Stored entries

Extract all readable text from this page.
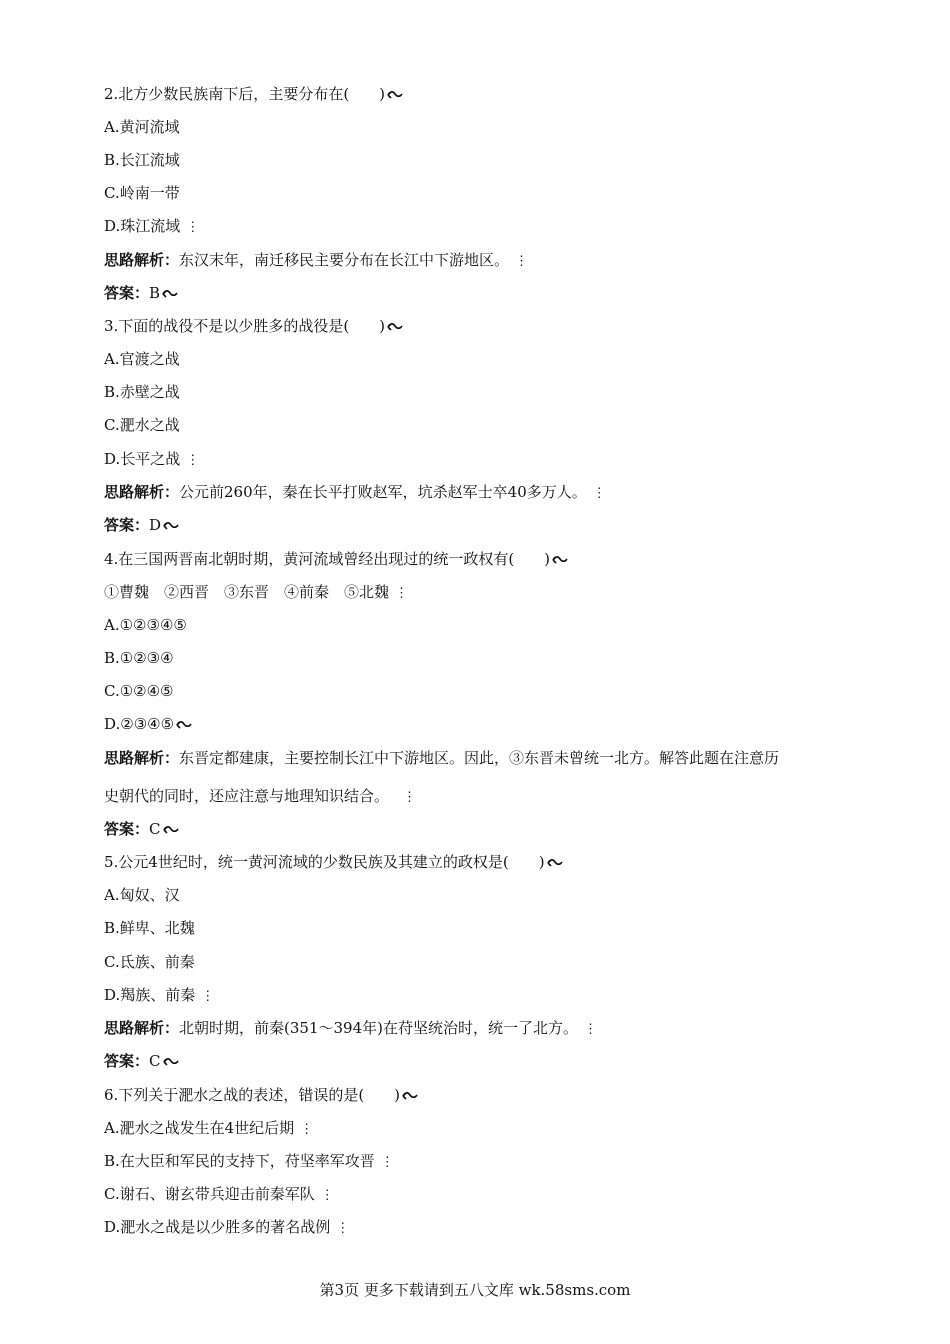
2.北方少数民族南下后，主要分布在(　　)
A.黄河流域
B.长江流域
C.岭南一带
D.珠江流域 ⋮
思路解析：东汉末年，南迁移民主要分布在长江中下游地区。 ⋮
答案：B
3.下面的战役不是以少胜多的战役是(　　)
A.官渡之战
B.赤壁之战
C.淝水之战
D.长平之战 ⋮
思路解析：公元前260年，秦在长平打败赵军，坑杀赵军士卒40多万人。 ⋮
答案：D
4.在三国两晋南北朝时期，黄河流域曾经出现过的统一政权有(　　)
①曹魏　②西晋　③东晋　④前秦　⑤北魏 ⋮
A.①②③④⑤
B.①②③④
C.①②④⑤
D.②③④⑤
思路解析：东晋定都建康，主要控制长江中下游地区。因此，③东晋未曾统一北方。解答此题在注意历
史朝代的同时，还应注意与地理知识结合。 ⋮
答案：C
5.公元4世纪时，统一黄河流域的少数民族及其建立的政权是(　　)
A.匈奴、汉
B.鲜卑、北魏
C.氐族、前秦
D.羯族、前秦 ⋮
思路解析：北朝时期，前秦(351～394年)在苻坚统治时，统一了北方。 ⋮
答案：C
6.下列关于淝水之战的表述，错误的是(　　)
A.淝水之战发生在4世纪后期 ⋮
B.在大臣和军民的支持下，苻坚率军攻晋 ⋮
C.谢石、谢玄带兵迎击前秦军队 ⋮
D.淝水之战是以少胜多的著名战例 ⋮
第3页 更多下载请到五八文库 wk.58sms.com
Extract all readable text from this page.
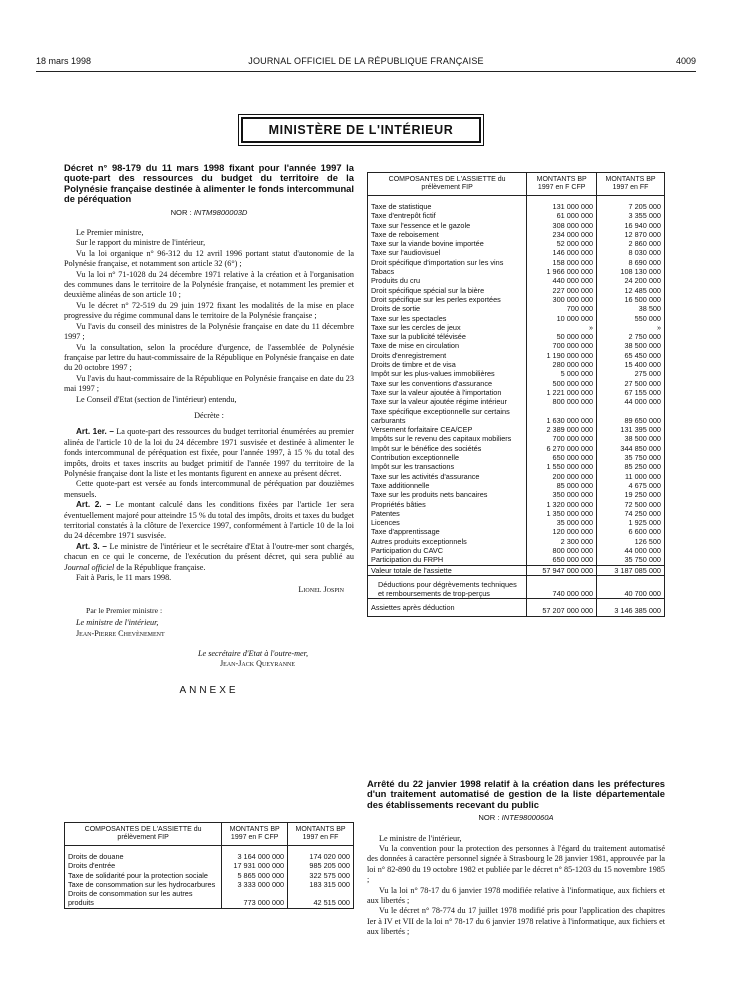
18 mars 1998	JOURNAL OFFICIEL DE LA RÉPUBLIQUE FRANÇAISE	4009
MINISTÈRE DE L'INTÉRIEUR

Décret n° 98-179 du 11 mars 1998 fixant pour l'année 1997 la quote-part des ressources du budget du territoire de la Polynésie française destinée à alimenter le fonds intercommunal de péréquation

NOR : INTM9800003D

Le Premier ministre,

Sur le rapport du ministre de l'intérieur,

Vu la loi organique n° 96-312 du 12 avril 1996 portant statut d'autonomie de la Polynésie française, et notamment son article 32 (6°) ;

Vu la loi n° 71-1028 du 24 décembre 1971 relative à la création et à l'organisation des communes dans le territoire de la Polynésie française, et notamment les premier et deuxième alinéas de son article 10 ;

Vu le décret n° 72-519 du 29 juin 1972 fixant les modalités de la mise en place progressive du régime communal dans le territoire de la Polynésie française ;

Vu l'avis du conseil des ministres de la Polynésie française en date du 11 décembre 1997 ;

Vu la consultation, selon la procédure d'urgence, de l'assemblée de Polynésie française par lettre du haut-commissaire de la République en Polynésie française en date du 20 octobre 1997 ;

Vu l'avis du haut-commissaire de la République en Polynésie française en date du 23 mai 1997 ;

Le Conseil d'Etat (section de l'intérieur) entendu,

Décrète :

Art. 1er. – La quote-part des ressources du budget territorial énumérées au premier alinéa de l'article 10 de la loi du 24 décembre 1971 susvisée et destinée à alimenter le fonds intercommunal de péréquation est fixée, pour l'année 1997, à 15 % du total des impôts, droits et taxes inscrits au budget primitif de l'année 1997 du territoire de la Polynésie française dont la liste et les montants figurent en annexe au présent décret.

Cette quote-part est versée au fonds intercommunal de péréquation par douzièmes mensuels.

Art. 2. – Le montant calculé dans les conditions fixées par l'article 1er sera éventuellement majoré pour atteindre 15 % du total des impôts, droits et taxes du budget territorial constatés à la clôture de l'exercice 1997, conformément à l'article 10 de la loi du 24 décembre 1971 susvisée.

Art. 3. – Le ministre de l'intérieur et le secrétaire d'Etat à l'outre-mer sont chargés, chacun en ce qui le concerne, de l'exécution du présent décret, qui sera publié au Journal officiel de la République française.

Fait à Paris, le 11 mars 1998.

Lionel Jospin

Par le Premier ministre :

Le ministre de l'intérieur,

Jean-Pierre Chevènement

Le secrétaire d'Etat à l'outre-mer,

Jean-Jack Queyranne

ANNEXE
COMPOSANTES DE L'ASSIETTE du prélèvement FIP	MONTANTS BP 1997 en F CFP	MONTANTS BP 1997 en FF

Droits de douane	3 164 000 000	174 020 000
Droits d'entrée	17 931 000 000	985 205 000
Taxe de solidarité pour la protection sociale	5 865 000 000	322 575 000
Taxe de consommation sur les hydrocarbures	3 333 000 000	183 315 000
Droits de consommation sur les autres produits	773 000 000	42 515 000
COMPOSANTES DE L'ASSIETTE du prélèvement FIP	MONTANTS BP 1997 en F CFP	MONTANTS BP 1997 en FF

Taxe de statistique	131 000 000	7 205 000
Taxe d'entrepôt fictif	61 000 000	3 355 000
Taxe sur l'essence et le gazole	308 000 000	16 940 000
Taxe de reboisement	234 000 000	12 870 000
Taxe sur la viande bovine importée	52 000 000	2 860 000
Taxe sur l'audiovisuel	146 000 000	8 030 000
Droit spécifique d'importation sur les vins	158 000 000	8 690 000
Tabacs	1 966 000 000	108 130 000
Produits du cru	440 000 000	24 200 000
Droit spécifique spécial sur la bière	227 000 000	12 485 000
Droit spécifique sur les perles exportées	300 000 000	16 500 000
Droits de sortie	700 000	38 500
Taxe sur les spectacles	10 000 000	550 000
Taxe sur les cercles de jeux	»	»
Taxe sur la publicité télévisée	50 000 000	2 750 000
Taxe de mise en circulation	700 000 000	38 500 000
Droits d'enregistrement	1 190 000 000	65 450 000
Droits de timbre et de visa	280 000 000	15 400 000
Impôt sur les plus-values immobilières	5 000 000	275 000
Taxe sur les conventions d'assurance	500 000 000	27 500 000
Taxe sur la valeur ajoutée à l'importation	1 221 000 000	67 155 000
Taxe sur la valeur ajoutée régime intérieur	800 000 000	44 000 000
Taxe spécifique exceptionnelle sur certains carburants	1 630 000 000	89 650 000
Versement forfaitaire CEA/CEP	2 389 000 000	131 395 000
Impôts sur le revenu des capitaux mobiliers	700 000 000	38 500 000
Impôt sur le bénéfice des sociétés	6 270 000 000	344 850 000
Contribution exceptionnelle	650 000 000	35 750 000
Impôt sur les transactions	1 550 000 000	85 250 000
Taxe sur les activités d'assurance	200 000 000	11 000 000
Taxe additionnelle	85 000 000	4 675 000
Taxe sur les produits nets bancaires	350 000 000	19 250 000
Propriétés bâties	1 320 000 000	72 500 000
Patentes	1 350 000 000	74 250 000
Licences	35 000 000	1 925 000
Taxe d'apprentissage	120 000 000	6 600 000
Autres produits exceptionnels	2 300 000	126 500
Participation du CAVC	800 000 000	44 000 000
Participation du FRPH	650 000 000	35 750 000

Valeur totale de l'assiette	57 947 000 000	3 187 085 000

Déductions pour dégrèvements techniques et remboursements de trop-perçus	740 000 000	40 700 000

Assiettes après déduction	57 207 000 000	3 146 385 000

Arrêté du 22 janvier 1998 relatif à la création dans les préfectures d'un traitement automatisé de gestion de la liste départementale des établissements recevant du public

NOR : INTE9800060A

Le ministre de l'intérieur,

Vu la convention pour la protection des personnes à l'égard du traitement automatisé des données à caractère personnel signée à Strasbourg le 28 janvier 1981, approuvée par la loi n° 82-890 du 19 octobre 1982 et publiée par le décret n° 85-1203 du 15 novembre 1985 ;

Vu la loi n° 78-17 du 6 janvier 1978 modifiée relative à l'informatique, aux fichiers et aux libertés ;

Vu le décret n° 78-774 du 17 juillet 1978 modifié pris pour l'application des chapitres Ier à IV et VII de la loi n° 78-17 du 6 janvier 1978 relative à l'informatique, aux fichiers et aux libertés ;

▶ **EXERCISE**: Count every line above that holds the word "libertés", and state the number and nothing more.

▶ **OUTPUT**: 2